- Job:
Write the number of lines holding the word "param", and nothing else.

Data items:
------------------------
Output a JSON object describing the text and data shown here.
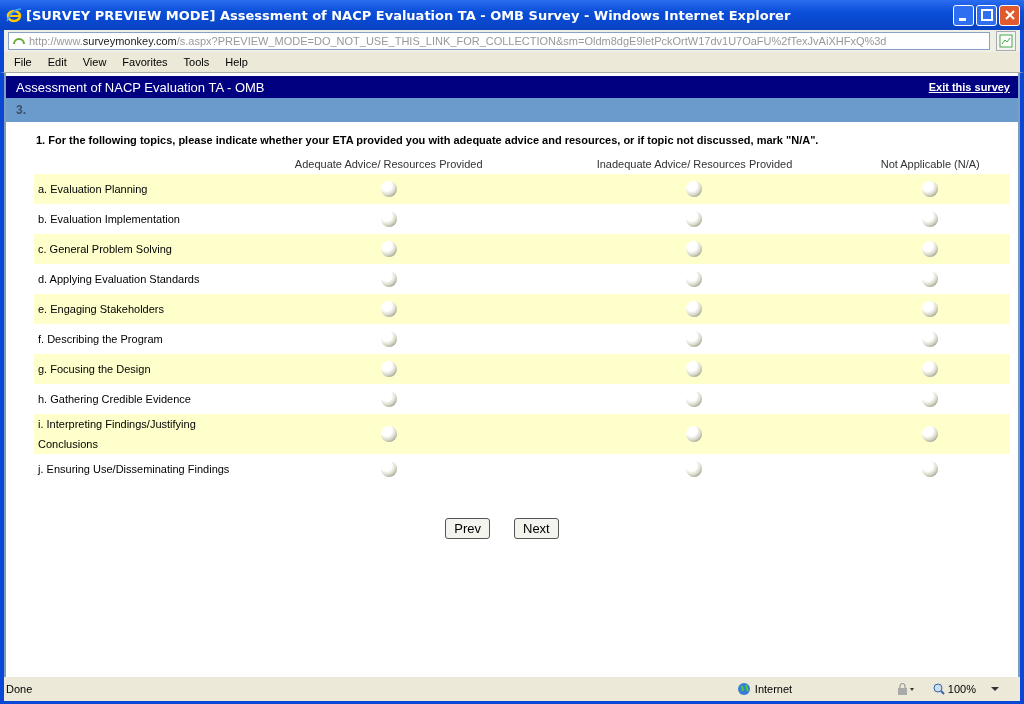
{
  "window": {
    "title": "[SURVEY PREVIEW MODE] Assessment of NACP Evaluation TA - OMB Survey - Windows Internet Explorer"
  },
  "address": {
    "prefix": "http://www.",
    "domain": "surveymonkey.com",
    "path": "/s.aspx?PREVIEW_MODE=DO_NOT_USE_THIS_LINK_FOR_COLLECTION&sm=Oldm8dgE9letPckOrtW17dv1U7OaFU%2fTexJvAiXHFxQ%3d"
  },
  "menu": [
    "File",
    "Edit",
    "View",
    "Favorites",
    "Tools",
    "Help"
  ],
  "survey": {
    "title": "Assessment of NACP Evaluation TA - OMB",
    "exit_link": "Exit this survey",
    "page_number": "3.",
    "question": {
      "number": "1.",
      "text": "For the following topics, please indicate whether your ETA provided you with adequate advice and resources, or if topic not discussed, mark \"N/A\".",
      "columns": [
        "Adequate Advice/ Resources Provided",
        "Inadequate Advice/ Resources Provided",
        "Not Applicable (N/A)"
      ],
      "rows": [
        {
          "label": "a. Evaluation Planning",
          "options": [
            {
              "selected": false
            },
            {
              "selected": false
            },
            {
              "selected": false
            }
          ]
        },
        {
          "label": "b. Evaluation Implementation",
          "options": [
            {
              "selected": false
            },
            {
              "selected": false
            },
            {
              "selected": false
            }
          ]
        },
        {
          "label": "c. General Problem Solving",
          "options": [
            {
              "selected": false
            },
            {
              "selected": false
            },
            {
              "selected": false
            }
          ]
        },
        {
          "label": "d. Applying Evaluation Standards",
          "options": [
            {
              "selected": false
            },
            {
              "selected": false
            },
            {
              "selected": false
            }
          ]
        },
        {
          "label": "e. Engaging Stakeholders",
          "options": [
            {
              "selected": false
            },
            {
              "selected": false
            },
            {
              "selected": false
            }
          ]
        },
        {
          "label": "f. Describing the Program",
          "options": [
            {
              "selected": false
            },
            {
              "selected": false
            },
            {
              "selected": false
            }
          ]
        },
        {
          "label": "g. Focusing the Design",
          "options": [
            {
              "selected": false
            },
            {
              "selected": false
            },
            {
              "selected": false
            }
          ]
        },
        {
          "label": "h. Gathering Credible Evidence",
          "options": [
            {
              "selected": false
            },
            {
              "selected": false
            },
            {
              "selected": false
            }
          ]
        },
        {
          "label": "i. Interpreting Findings/Justifying Conclusions",
          "options": [
            {
              "selected": false
            },
            {
              "selected": false
            },
            {
              "selected": false
            }
          ]
        },
        {
          "label": "j. Ensuring Use/Disseminating Findings",
          "options": [
            {
              "selected": false
            },
            {
              "selected": false
            },
            {
              "selected": false
            }
          ]
        }
      ]
    },
    "buttons": [
      "Prev",
      "Next"
    ]
  },
  "status_bar": {
    "text": "Done",
    "zone": "Internet",
    "zoom": "100%"
  }
}
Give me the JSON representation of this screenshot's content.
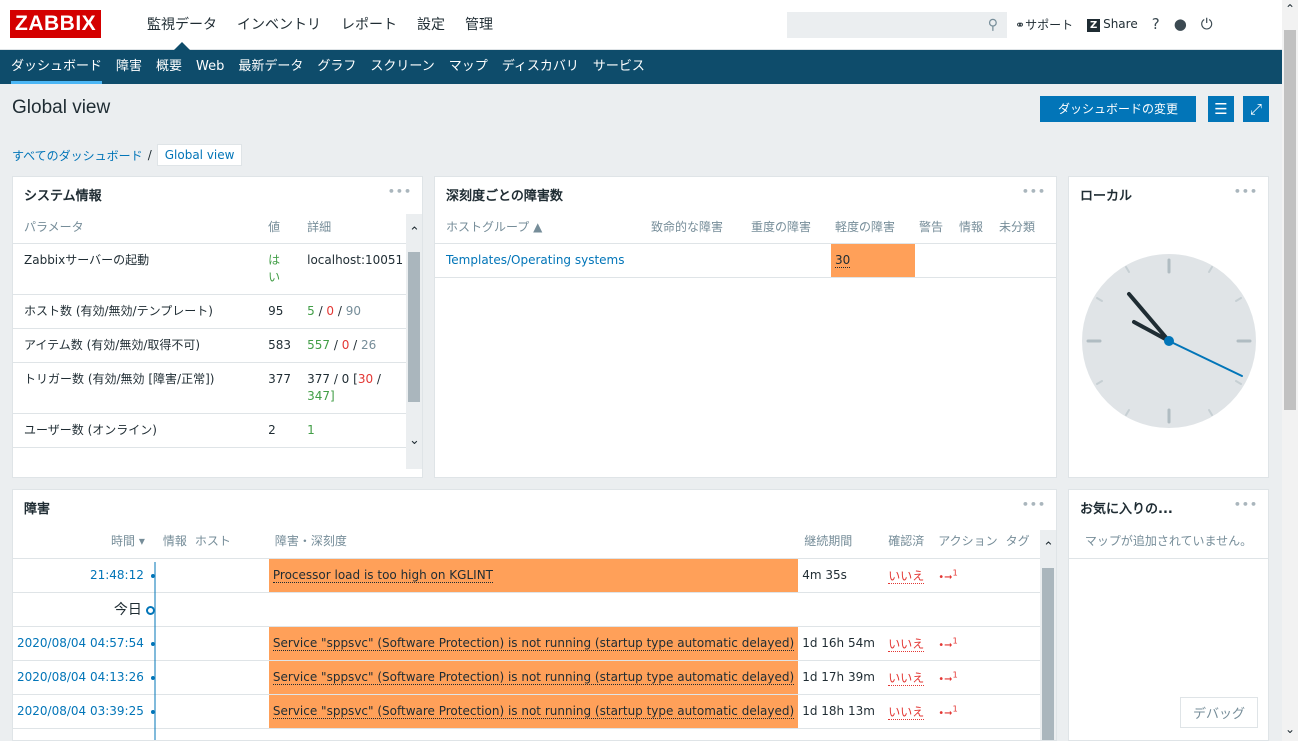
{
  "app": {
    "logo": "ZABBIX"
  },
  "topmenu": [
    "監視データ",
    "インベントリ",
    "レポート",
    "設定",
    "管理"
  ],
  "search": {
    "value": ""
  },
  "topright": {
    "support": "サポート",
    "share": "Share",
    "help": "?"
  },
  "submenu": [
    "ダッシュボード",
    "障害",
    "概要",
    "Web",
    "最新データ",
    "グラフ",
    "スクリーン",
    "マップ",
    "ディスカバリ",
    "サービス"
  ],
  "page": {
    "title": "Global view",
    "edit_button": "ダッシュボードの変更"
  },
  "breadcrumb": {
    "root": "すべてのダッシュボード",
    "sep": "/",
    "current": "Global view"
  },
  "sysinfo": {
    "title": "システム情報",
    "headers": [
      "パラメータ",
      "値",
      "詳細"
    ],
    "rows": [
      {
        "param": "Zabbixサーバーの起動",
        "value": "はい",
        "d1": "localhost:10051",
        "d2": "",
        "d3": "",
        "d4": "",
        "d5": ""
      },
      {
        "param": "ホスト数 (有効/無効/テンプレート)",
        "value": "95",
        "d1": "5",
        "d2": "0",
        "d3": "90"
      },
      {
        "param": "アイテム数 (有効/無効/取得不可)",
        "value": "583",
        "d1": "557",
        "d2": "0",
        "d3": "26"
      },
      {
        "param": "トリガー数 (有効/無効 [障害/正常])",
        "value": "377",
        "d1": "377 / 0 [",
        "d2": "30",
        "d3": "347]"
      },
      {
        "param": "ユーザー数 (オンライン)",
        "value": "2",
        "d1": "1"
      }
    ]
  },
  "severity": {
    "title": "深刻度ごとの障害数",
    "headers": [
      "ホストグループ ▲",
      "致命的な障害",
      "重度の障害",
      "軽度の障害",
      "警告",
      "情報",
      "未分類"
    ],
    "rows": [
      {
        "group": "Templates/Operating systems",
        "disaster": "",
        "high": "",
        "average": "30",
        "warning": "",
        "info": "",
        "nc": ""
      }
    ]
  },
  "clock": {
    "title": "ローカル"
  },
  "problems": {
    "title": "障害",
    "headers": [
      "時間 ▾",
      "情報",
      "ホスト",
      "障害・深刻度",
      "継続期間",
      "確認済",
      "アクション",
      "タグ"
    ],
    "today_label": "今日",
    "rows": [
      {
        "time": "21:48:12",
        "problem": "Processor load is too high on KGLINT",
        "duration": "4m 35s",
        "ack": "いいえ",
        "actions": "1"
      },
      {
        "time": "2020/08/04 04:57:54",
        "problem": "Service \"sppsvc\" (Software Protection) is not running (startup type automatic delayed)",
        "duration": "1d 16h 54m",
        "ack": "いいえ",
        "actions": "1"
      },
      {
        "time": "2020/08/04 04:13:26",
        "problem": "Service \"sppsvc\" (Software Protection) is not running (startup type automatic delayed)",
        "duration": "1d 17h 39m",
        "ack": "いいえ",
        "actions": "1"
      },
      {
        "time": "2020/08/04 03:39:25",
        "problem": "Service \"sppsvc\" (Software Protection) is not running (startup type automatic delayed)",
        "duration": "1d 18h 13m",
        "ack": "いいえ",
        "actions": "1"
      }
    ]
  },
  "favorites": {
    "title": "お気に入りの...",
    "empty": "マップが追加されていません。",
    "debug": "デバッグ"
  },
  "colors": {
    "brand": "#d40000",
    "nav": "#0e4c6b",
    "accent": "#0275b8",
    "average": "#ffa059"
  }
}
------------------------
- Finished exercise:
5